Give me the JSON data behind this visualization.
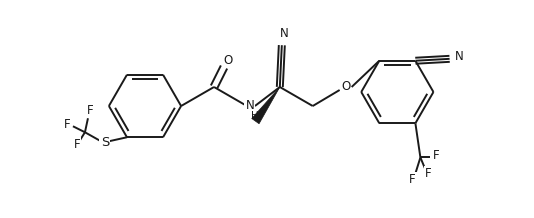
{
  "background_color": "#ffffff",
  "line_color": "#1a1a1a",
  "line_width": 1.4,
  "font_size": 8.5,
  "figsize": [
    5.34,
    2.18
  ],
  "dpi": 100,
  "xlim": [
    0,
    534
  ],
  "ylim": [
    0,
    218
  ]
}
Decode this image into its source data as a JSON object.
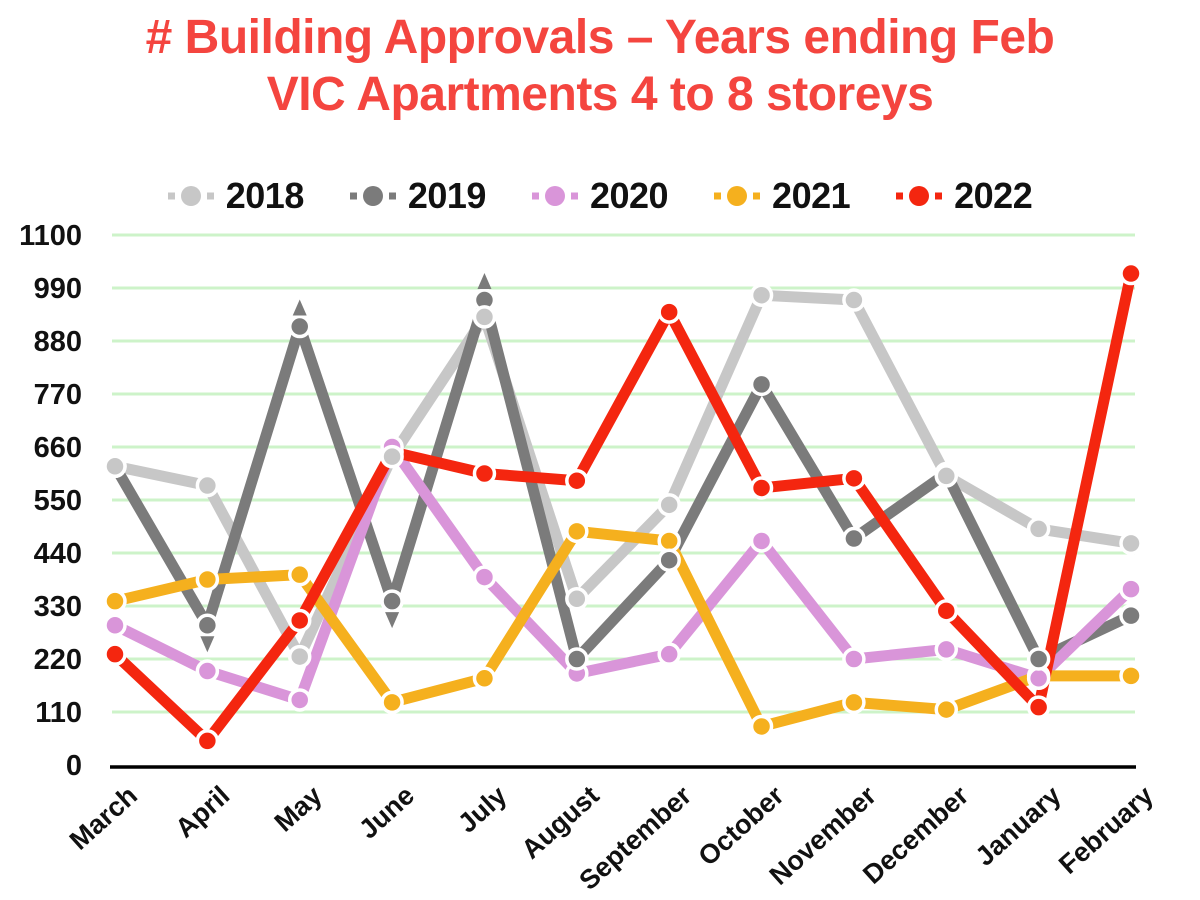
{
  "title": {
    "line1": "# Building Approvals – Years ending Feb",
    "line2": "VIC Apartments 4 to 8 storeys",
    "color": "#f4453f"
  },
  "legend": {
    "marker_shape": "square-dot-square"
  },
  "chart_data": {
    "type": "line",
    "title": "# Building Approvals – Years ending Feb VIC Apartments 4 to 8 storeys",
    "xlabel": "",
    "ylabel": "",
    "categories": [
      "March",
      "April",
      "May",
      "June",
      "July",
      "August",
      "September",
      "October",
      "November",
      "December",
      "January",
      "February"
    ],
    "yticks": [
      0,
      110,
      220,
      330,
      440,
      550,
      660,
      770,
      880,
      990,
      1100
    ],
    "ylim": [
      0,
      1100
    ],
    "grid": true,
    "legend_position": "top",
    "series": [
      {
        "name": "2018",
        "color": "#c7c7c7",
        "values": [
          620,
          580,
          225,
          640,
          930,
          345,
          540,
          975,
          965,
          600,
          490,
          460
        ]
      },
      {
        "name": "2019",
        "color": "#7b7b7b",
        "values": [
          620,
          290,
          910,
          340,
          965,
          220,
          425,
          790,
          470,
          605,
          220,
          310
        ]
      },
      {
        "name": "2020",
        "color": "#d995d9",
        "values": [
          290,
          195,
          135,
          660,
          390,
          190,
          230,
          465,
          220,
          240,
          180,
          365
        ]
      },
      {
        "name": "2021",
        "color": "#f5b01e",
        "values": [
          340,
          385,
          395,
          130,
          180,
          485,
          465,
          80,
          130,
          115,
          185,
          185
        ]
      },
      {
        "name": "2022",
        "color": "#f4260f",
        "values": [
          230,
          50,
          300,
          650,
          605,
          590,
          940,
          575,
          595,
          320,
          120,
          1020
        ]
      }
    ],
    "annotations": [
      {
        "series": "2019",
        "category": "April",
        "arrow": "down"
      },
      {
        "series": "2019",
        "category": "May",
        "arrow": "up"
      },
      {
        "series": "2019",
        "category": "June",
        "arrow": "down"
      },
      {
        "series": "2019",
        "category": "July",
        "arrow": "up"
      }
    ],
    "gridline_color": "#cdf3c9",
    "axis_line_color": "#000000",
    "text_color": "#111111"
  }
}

********************

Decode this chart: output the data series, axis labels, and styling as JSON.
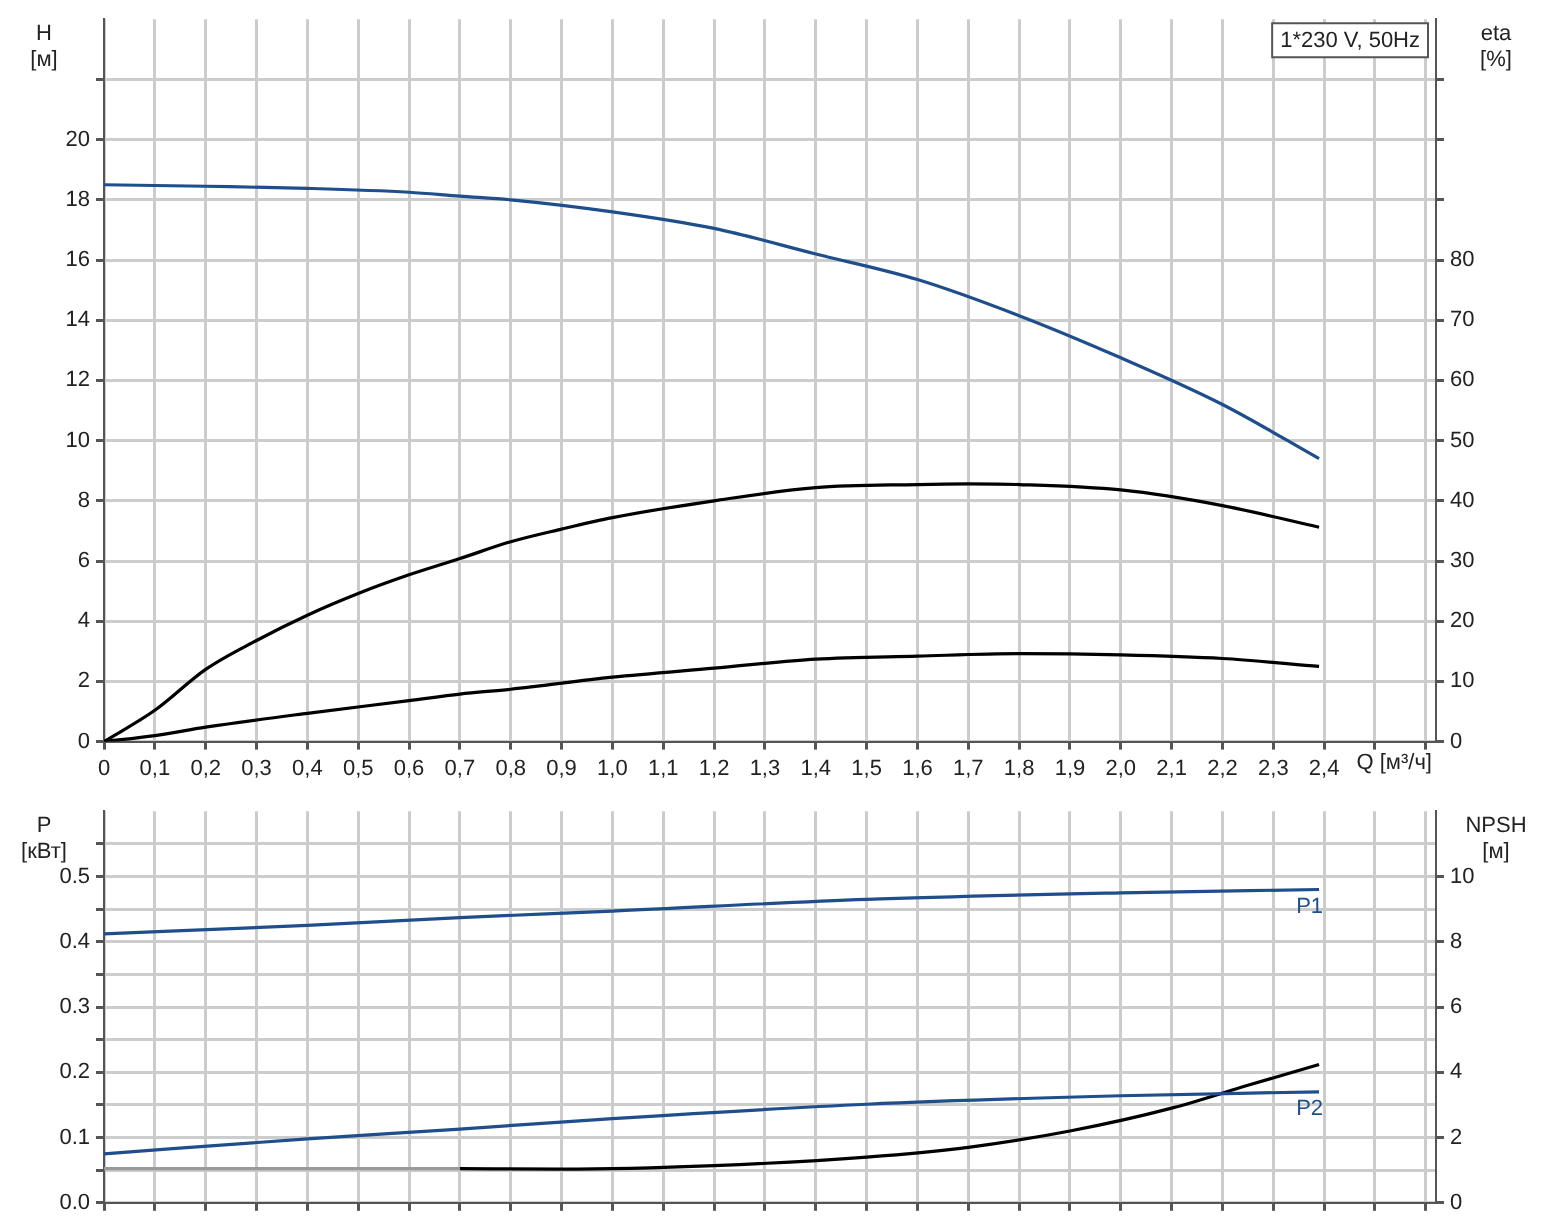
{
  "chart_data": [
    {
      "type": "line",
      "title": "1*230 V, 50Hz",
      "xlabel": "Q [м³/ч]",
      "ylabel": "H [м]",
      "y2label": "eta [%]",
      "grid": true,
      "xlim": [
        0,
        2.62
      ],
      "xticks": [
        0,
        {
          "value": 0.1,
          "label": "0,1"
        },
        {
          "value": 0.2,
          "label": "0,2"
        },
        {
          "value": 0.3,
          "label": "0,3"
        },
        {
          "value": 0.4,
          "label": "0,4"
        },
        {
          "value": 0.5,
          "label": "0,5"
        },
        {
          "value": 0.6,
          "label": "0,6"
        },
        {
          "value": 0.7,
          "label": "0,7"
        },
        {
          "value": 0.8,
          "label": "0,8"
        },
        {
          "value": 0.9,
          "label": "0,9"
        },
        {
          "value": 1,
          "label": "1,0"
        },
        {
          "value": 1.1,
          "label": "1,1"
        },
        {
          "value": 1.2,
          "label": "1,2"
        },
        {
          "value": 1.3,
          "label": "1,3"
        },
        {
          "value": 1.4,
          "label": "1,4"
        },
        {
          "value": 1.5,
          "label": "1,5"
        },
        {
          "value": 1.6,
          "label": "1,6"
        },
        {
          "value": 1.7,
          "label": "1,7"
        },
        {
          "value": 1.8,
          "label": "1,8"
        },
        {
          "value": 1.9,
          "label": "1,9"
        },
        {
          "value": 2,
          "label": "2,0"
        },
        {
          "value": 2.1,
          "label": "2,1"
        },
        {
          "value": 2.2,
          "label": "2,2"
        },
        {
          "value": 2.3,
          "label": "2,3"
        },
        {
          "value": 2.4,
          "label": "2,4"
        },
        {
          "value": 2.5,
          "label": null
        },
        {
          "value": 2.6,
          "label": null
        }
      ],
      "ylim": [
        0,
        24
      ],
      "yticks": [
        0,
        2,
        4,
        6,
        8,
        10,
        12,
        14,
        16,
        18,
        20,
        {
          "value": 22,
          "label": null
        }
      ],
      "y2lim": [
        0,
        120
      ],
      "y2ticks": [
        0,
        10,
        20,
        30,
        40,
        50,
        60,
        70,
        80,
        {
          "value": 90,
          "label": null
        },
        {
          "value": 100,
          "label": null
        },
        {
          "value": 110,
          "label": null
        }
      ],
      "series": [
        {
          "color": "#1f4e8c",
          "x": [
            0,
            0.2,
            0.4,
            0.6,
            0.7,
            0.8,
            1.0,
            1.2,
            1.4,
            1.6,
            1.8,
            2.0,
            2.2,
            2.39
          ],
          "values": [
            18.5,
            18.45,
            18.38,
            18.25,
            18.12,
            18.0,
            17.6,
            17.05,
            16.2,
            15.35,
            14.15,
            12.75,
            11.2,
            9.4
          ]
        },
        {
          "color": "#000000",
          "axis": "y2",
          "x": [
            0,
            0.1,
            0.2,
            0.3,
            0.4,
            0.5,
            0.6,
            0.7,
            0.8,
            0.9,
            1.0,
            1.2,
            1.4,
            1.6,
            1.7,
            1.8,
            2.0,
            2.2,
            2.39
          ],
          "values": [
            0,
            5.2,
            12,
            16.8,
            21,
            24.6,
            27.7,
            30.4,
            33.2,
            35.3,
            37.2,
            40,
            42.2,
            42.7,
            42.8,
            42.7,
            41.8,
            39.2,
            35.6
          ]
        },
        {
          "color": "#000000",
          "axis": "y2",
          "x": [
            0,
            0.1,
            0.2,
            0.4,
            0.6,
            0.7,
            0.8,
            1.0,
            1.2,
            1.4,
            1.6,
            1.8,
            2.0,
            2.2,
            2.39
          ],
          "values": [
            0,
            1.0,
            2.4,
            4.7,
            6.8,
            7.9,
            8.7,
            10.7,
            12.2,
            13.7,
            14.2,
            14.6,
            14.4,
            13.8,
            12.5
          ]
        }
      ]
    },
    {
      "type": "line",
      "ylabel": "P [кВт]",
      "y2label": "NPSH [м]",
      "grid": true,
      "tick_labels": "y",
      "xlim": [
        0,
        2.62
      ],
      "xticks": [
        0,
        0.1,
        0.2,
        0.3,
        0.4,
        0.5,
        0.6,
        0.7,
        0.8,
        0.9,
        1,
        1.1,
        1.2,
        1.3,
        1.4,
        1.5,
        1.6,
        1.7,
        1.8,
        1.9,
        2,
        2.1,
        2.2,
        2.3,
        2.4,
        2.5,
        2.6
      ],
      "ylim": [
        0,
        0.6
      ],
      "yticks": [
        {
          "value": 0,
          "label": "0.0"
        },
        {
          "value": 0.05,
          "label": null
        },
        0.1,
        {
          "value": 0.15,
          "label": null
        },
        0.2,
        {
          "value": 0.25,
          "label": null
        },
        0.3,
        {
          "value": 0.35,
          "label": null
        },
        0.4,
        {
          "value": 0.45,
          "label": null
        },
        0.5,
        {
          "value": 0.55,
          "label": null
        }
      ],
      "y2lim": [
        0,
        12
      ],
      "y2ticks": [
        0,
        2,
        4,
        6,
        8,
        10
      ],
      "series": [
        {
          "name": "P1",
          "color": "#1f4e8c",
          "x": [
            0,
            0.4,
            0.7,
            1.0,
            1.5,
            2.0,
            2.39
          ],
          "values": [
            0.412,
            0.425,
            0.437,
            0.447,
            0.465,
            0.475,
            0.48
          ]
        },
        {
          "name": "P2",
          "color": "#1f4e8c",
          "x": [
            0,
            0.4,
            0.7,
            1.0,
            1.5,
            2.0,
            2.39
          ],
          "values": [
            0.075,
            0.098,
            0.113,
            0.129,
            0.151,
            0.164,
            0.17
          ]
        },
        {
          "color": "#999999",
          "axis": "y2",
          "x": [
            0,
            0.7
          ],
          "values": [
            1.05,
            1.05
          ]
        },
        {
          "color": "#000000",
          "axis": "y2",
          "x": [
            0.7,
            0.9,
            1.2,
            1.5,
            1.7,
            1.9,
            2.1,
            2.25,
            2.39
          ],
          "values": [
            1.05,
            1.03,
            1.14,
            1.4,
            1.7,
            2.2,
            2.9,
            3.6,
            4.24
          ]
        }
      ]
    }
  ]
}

********************

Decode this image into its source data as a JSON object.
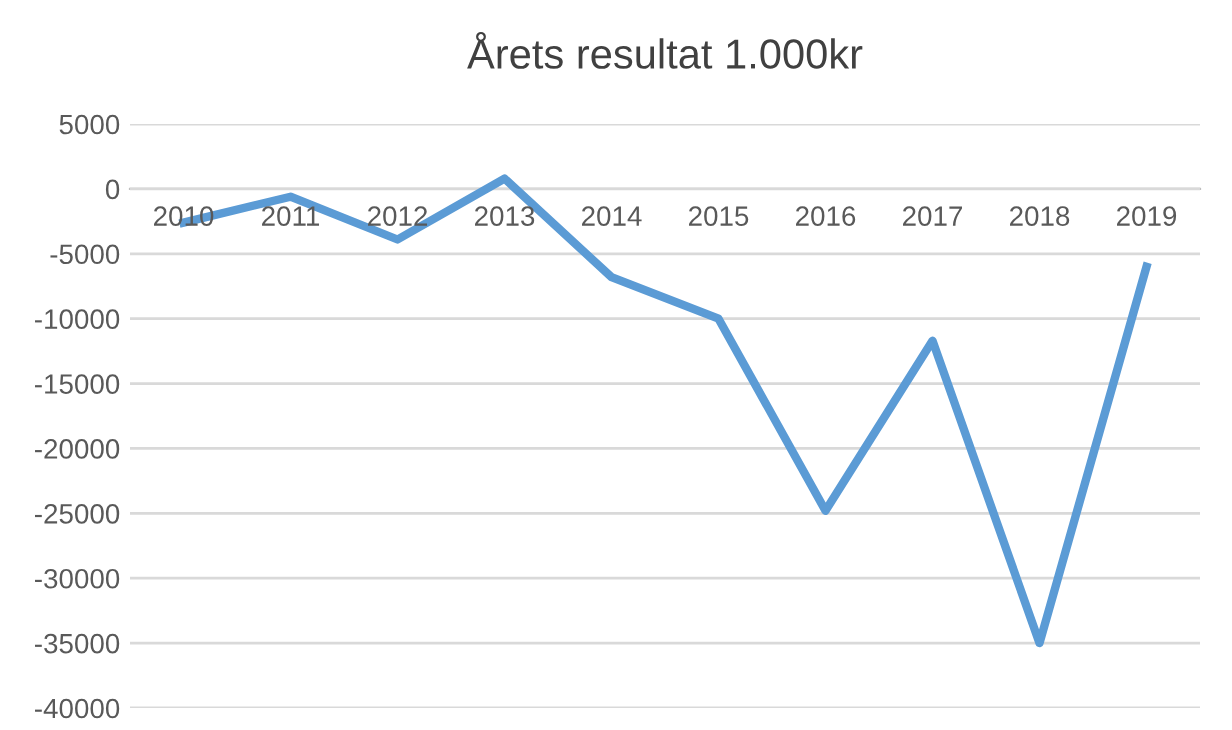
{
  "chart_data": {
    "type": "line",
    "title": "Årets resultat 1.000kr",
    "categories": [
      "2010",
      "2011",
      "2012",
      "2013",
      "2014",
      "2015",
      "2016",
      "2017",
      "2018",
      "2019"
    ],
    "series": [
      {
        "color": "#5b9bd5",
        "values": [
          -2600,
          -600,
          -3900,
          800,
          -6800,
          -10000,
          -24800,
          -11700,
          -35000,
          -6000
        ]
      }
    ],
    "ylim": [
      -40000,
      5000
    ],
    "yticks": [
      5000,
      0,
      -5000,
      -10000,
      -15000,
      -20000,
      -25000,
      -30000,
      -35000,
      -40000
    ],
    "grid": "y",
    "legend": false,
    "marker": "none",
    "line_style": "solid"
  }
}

********************

### What you will do:
Report each line in the data that holds the word "storeys".

### Solution for this problem:
    "line2": "VIC Apartments 4 to 8 storeys",
    "title": "# Building Approvals – Years ending Feb VIC Apartments 4 to 8 storeys",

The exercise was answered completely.